PROVIDED DATA:
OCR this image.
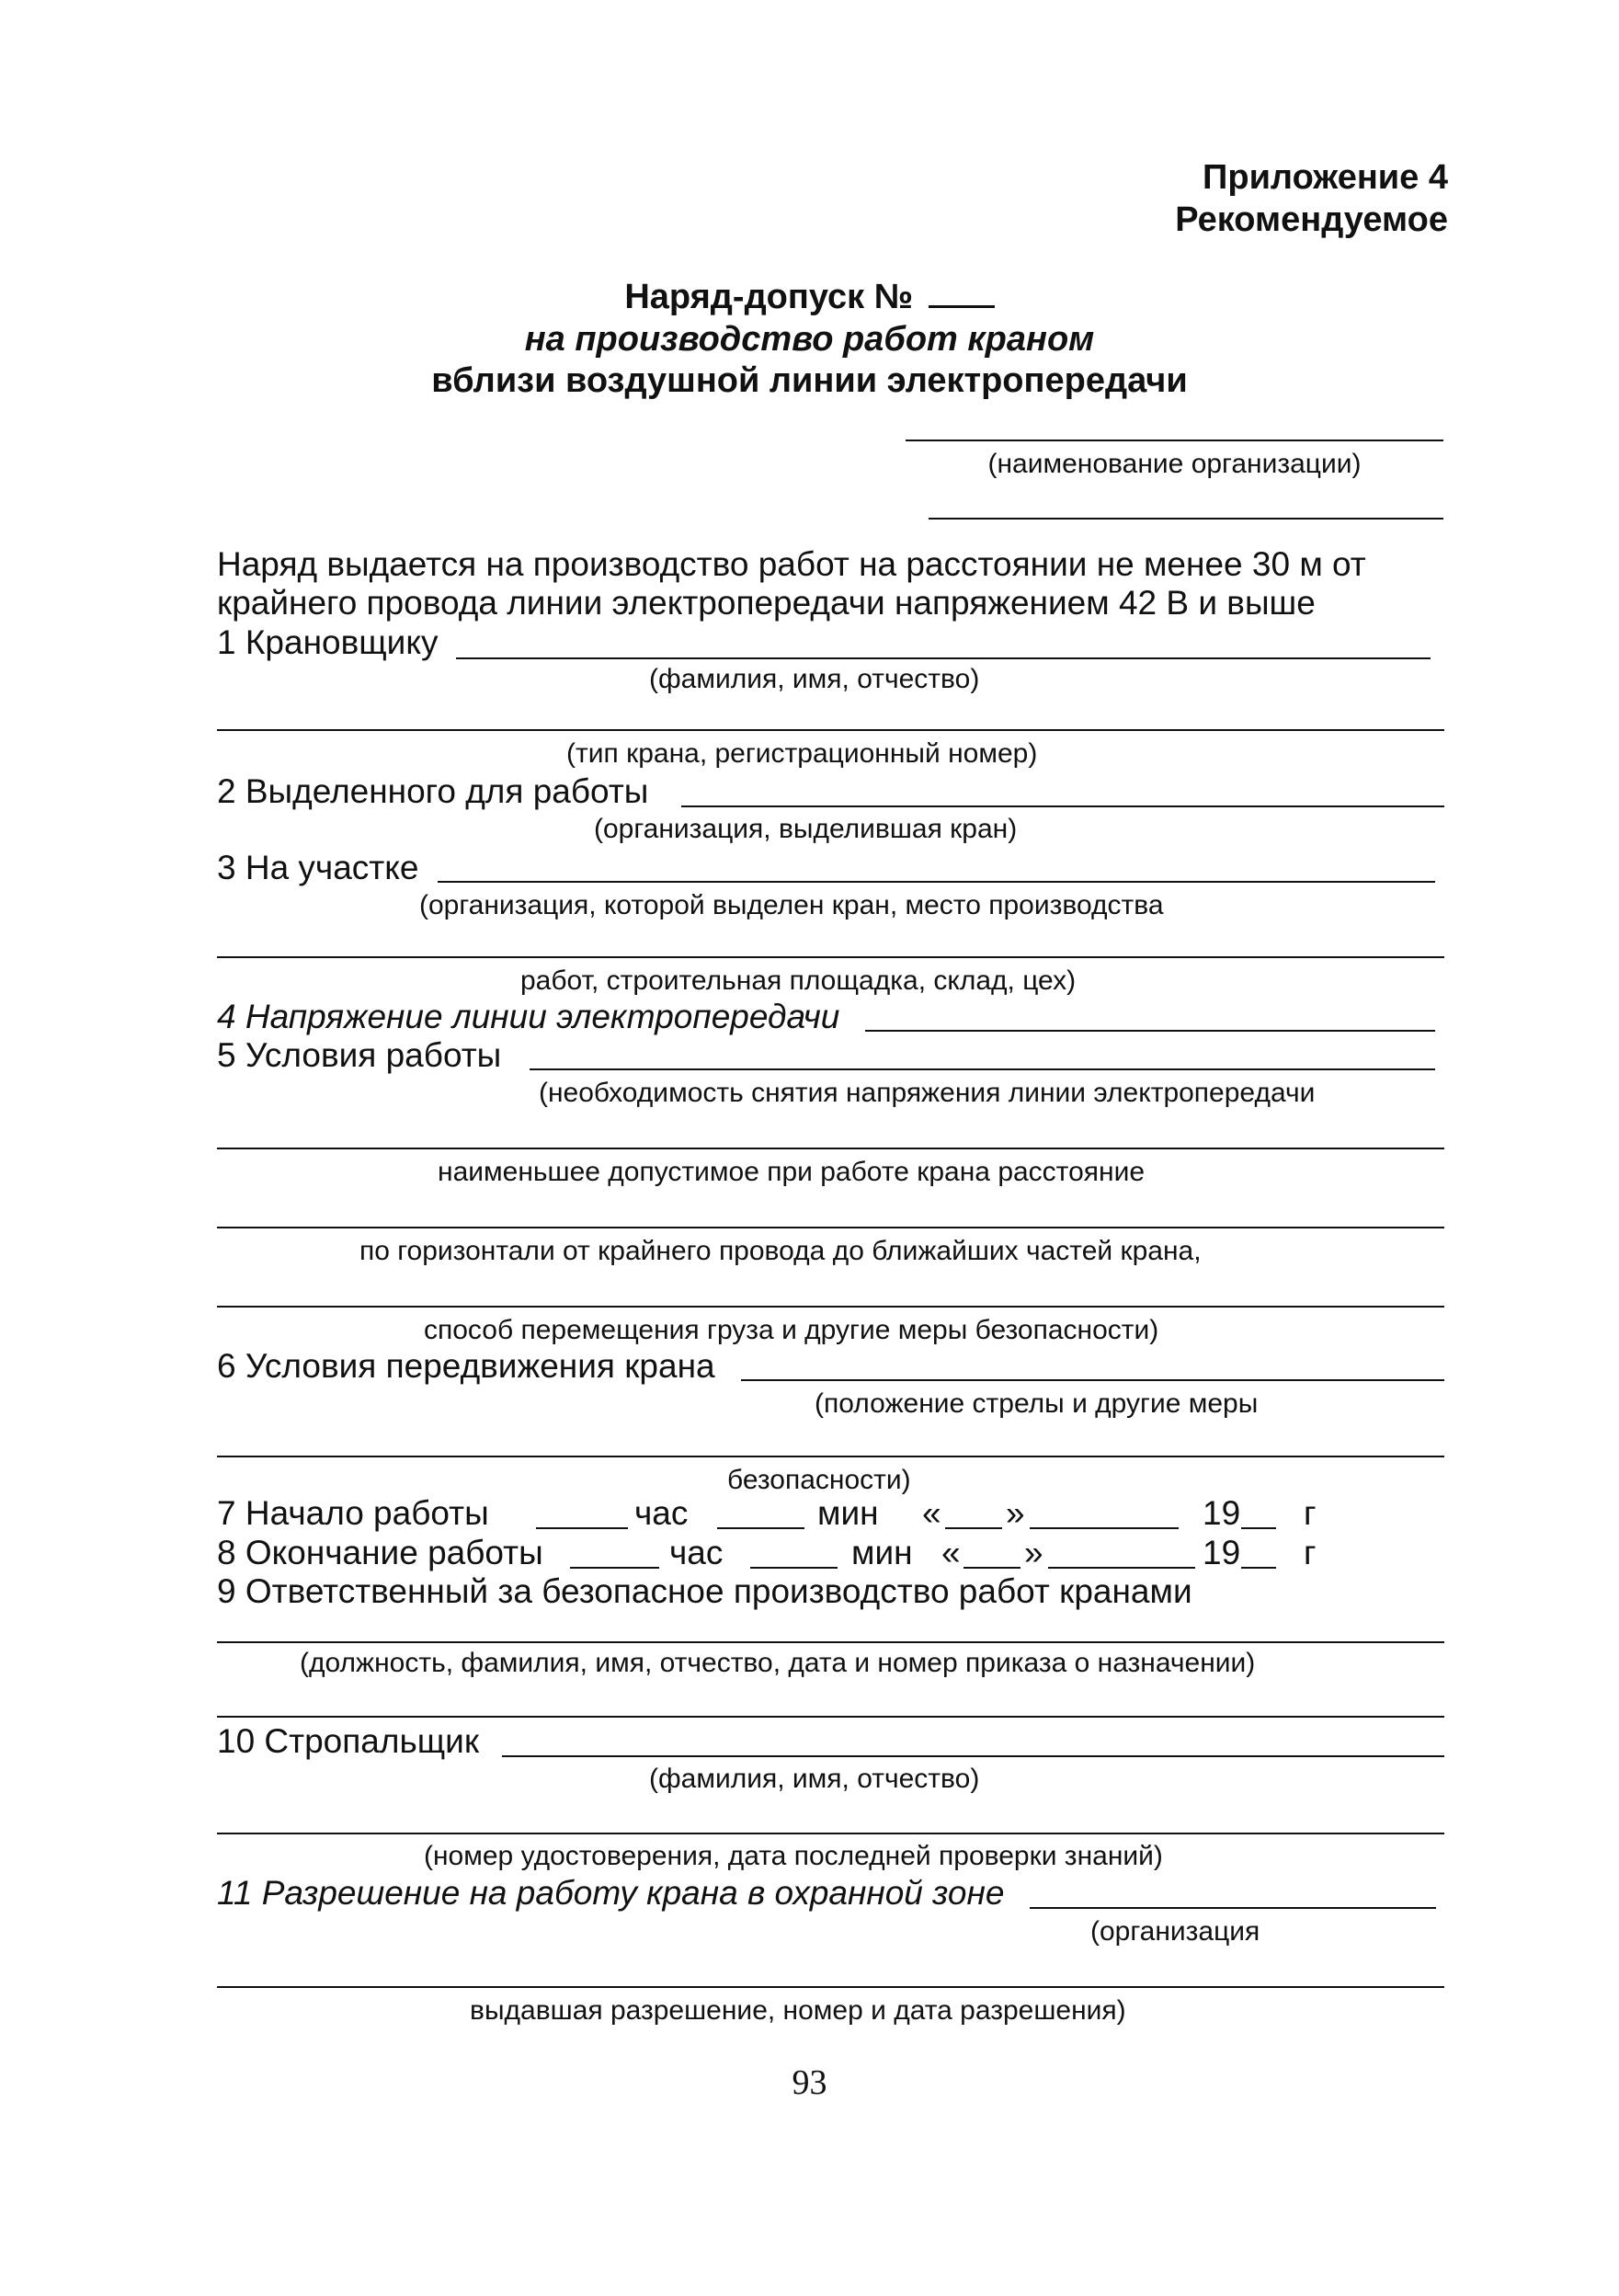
Приложение 4
Рекомендуемое
Наряд-допуск №
на производство работ краном
вблизи воздушной линии электропередачи
(наименование организации)
Наряд выдается на производство работ на расстоянии не менее 30 м от
крайнего провода линии электропередачи напряжением 42 В и выше
1 Крановщику
(фамилия, имя, отчество)
(тип крана, регистрационный номер)
2 Выделенного для работы
(организация, выделившая кран)
3 На участке
(организация, которой выделен кран, место производства
работ, строительная площадка, склад, цех)
4 Напряжение линии электропередачи
5 Условия работы
(необходимость снятия напряжения линии электропередачи
наименьшее допустимое при работе крана расстояние
по горизонтали от крайнего провода до ближайших частей крана,
способ перемещения груза и другие меры безопасности)
6 Условия передвижения крана
(положение стрелы и другие меры
безопасности)
7 Начало работы	час	мин « »	19 г
8 Окончание работы	час	мин « »	19 г
9 Ответственный за безопасное производство работ кранами
(должность, фамилия, имя, отчество, дата и номер приказа о назначении)
10 Стропальщик
(фамилия, имя, отчество)
(номер удостоверения, дата последней проверки знаний)
11 Разрешение на работу крана в охранной зоне
(организация
выдавшая разрешение, номер и дата разрешения)
93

TASK GOAL: Without the pictures, restate all the entries above exactly.

CORRECT RESPONSE:
OCR this image.
Приложение 4
Рекомендуемое
Наряд-допуск №
на производство работ краном
вблизи воздушной линии электропередачи
(наименование организации)
Наряд выдается на производство работ на расстоянии не менее 30 м от
крайнего провода линии электропередачи напряжением 42 В и выше
1 Крановщику
(фамилия, имя, отчество)
(тип крана, регистрационный номер)
2 Выделенного для работы
(организация, выделившая кран)
3 На участке
(организация, которой выделен кран, место производства
работ, строительная площадка, склад, цех)
4 Напряжение линии электропередачи
5 Условия работы
(необходимость снятия напряжения линии электропередачи
наименьшее допустимое при работе крана расстояние
по горизонтали от крайнего провода до ближайших частей крана,
способ перемещения груза и другие меры безопасности)
6 Условия передвижения крана
(положение стрелы и другие меры
безопасности)
7 Начало работы	час	мин « »	19 г
8 Окончание работы	час	мин « »	19 г
9 Ответственный за безопасное производство работ кранами
(должность, фамилия, имя, отчество, дата и номер приказа о назначении)
10 Стропальщик
(фамилия, имя, отчество)
(номер удостоверения, дата последней проверки знаний)
11 Разрешение на работу крана в охранной зоне
(организация
выдавшая разрешение, номер и дата разрешения)
93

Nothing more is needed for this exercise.